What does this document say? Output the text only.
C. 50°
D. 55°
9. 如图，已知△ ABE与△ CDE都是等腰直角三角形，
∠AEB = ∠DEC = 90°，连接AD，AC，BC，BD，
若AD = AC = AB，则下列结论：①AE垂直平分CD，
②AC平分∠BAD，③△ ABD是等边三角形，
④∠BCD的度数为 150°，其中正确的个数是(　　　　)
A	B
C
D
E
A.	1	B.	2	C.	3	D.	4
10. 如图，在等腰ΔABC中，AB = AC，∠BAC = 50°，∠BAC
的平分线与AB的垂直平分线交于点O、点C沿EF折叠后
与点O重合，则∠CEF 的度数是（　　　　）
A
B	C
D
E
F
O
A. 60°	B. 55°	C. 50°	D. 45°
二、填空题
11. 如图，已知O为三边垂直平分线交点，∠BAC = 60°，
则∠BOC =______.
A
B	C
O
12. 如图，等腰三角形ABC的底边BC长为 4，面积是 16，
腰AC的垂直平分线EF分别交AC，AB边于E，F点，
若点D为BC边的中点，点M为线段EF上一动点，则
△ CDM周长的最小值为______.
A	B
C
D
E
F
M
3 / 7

********************

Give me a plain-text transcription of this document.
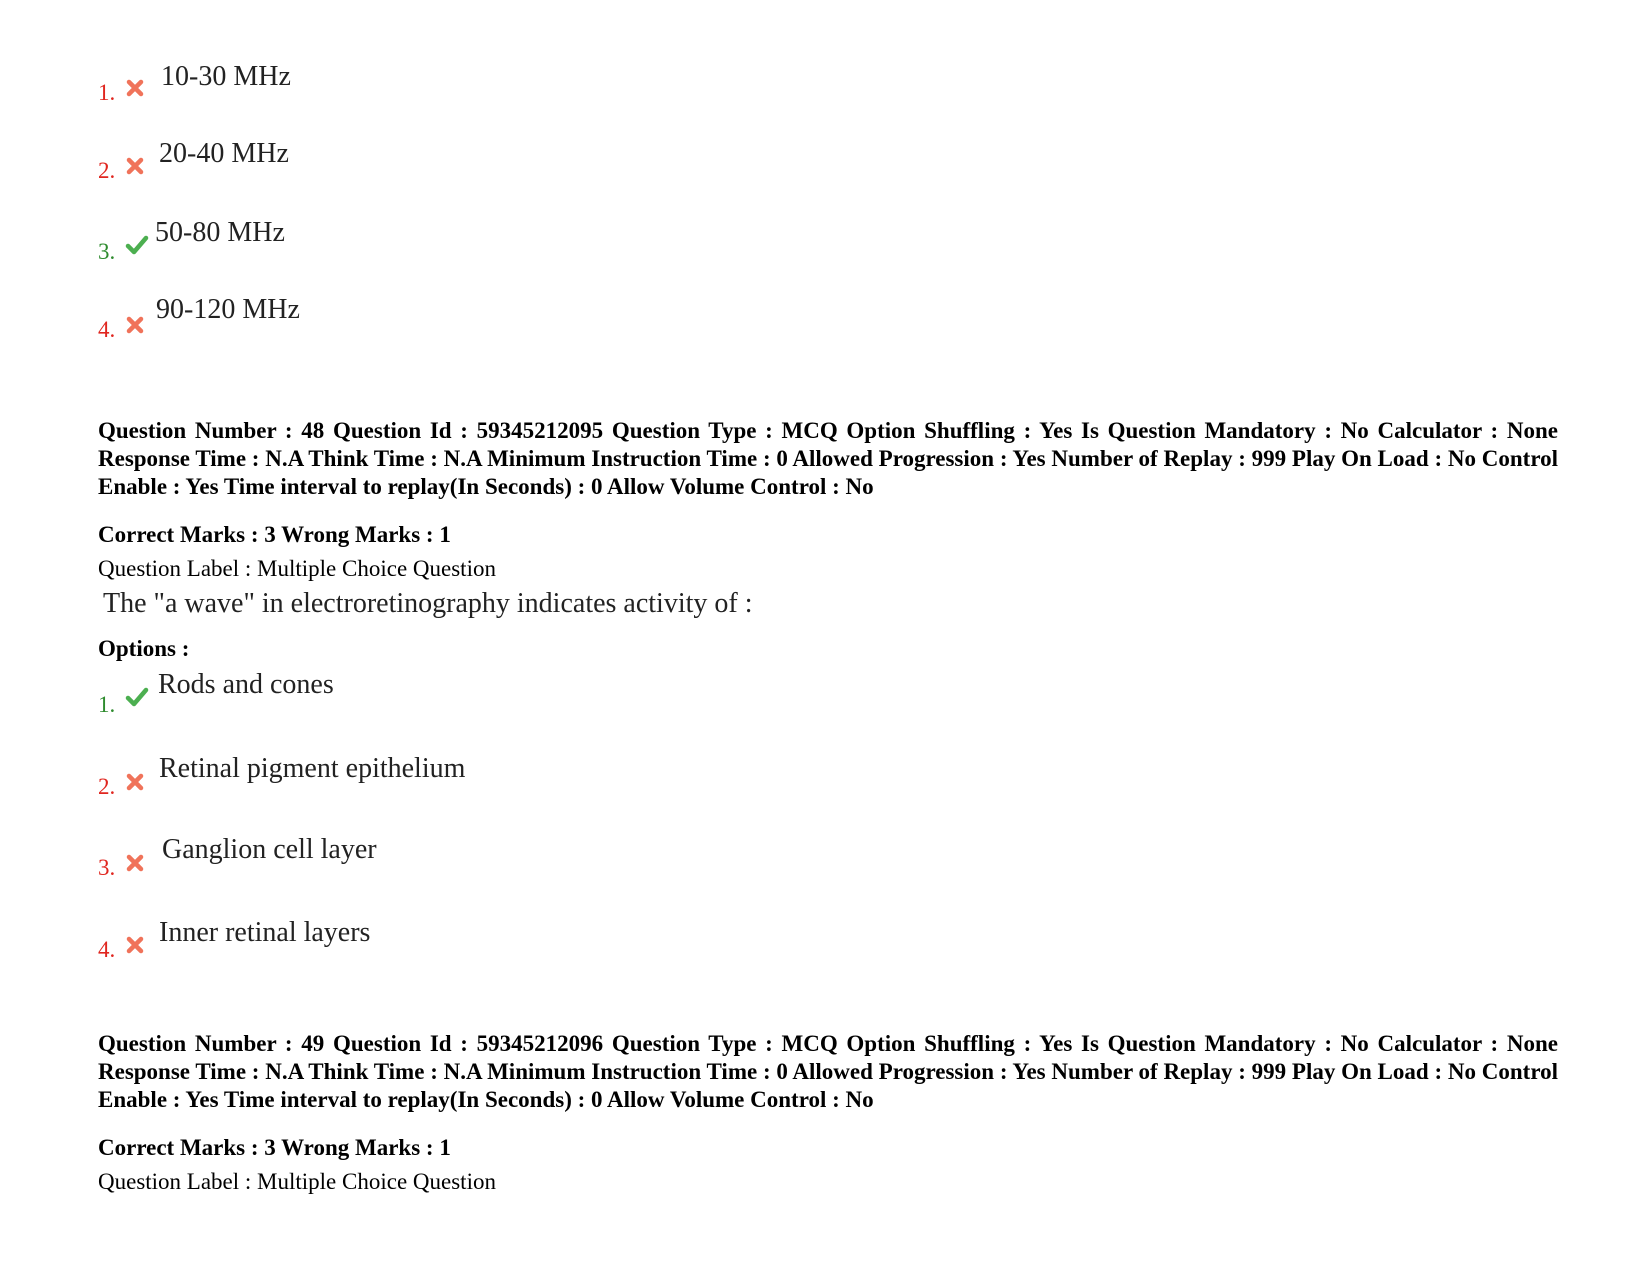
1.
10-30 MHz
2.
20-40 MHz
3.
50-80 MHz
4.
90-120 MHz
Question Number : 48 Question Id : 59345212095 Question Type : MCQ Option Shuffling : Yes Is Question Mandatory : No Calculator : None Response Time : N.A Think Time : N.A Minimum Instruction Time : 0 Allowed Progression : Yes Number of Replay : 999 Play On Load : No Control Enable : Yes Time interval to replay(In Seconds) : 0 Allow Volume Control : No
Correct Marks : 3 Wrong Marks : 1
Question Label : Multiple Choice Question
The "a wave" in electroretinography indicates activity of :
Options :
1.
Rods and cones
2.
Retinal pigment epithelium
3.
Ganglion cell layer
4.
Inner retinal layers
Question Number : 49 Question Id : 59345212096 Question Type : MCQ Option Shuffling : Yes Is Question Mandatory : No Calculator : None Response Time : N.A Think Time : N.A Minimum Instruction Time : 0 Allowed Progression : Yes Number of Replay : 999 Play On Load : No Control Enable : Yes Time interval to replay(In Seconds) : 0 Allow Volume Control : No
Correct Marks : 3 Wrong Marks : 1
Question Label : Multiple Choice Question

********************

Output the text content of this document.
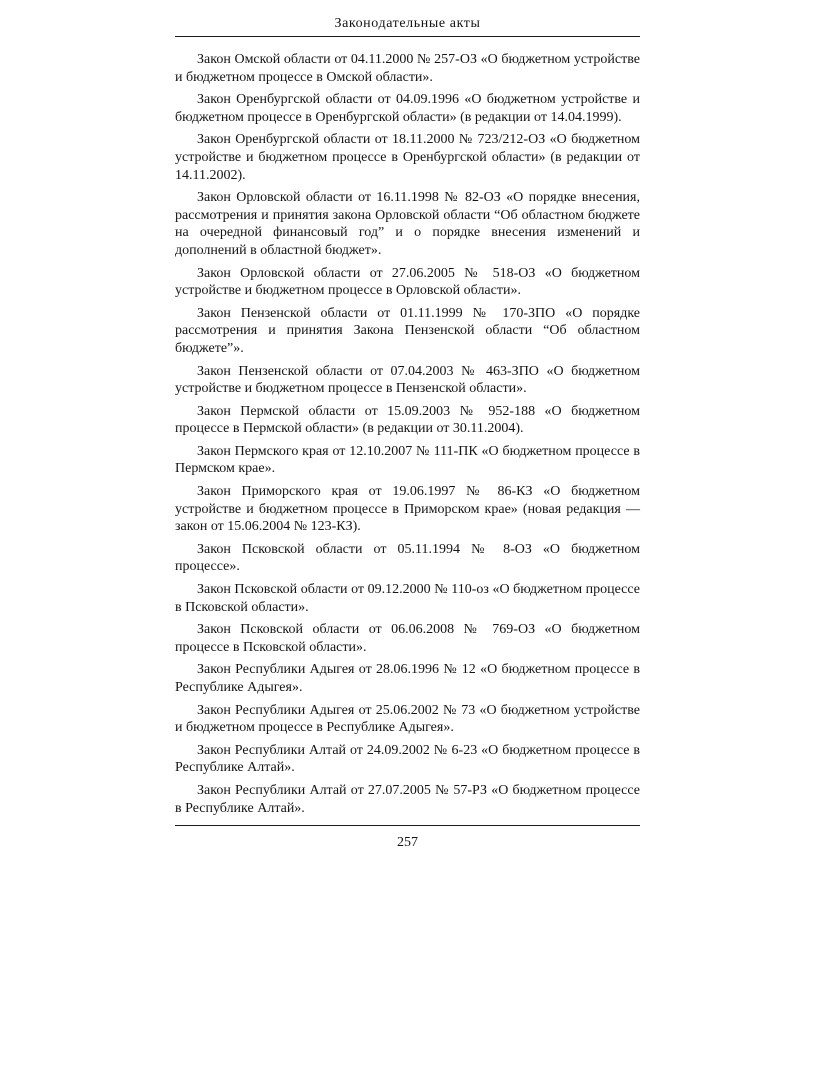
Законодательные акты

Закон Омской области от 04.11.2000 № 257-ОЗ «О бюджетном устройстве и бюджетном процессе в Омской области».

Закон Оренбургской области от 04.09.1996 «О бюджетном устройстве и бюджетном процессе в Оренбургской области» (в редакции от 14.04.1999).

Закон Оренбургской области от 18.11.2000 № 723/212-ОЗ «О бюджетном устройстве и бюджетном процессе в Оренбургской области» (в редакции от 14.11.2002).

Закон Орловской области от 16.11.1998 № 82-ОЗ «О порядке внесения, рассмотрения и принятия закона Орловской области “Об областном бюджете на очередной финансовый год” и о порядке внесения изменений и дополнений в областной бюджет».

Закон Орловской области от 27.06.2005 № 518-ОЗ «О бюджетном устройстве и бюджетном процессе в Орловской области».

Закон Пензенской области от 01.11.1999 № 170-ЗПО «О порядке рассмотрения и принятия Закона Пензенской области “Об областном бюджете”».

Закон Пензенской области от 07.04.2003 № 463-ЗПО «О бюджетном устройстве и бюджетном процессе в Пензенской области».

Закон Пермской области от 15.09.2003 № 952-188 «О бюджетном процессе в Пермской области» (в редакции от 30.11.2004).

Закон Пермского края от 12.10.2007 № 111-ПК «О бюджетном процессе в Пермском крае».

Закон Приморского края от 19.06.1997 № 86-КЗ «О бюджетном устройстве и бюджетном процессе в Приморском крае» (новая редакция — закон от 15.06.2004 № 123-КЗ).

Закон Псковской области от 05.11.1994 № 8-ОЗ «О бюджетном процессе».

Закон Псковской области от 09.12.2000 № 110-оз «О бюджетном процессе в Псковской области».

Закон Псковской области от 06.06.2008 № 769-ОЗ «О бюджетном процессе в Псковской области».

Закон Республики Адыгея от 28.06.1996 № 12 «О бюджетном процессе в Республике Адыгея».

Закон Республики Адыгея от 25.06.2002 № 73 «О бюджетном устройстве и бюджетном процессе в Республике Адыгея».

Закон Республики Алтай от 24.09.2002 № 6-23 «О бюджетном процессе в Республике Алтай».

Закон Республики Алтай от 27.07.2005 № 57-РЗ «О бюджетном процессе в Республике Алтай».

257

********************

■ WORK TO DO
Where a line above holds the string "редакции", show that line.

■ FINISHED ANSWER
Закон Оренбургской области от 04.09.1996 «О бюджетном устройстве и бюджетном процессе в Оренбургской области» (в редакции от 14.04.1999).
Закон Оренбургской области от 18.11.2000 № 723/212-ОЗ «О бюджетном устройстве и бюджетном процессе в Оренбургской области» (в редакции от 14.11.2002).
Закон Пермской области от 15.09.2003 № 952-188 «О бюджетном процессе в Пермской области» (в редакции от 30.11.2004).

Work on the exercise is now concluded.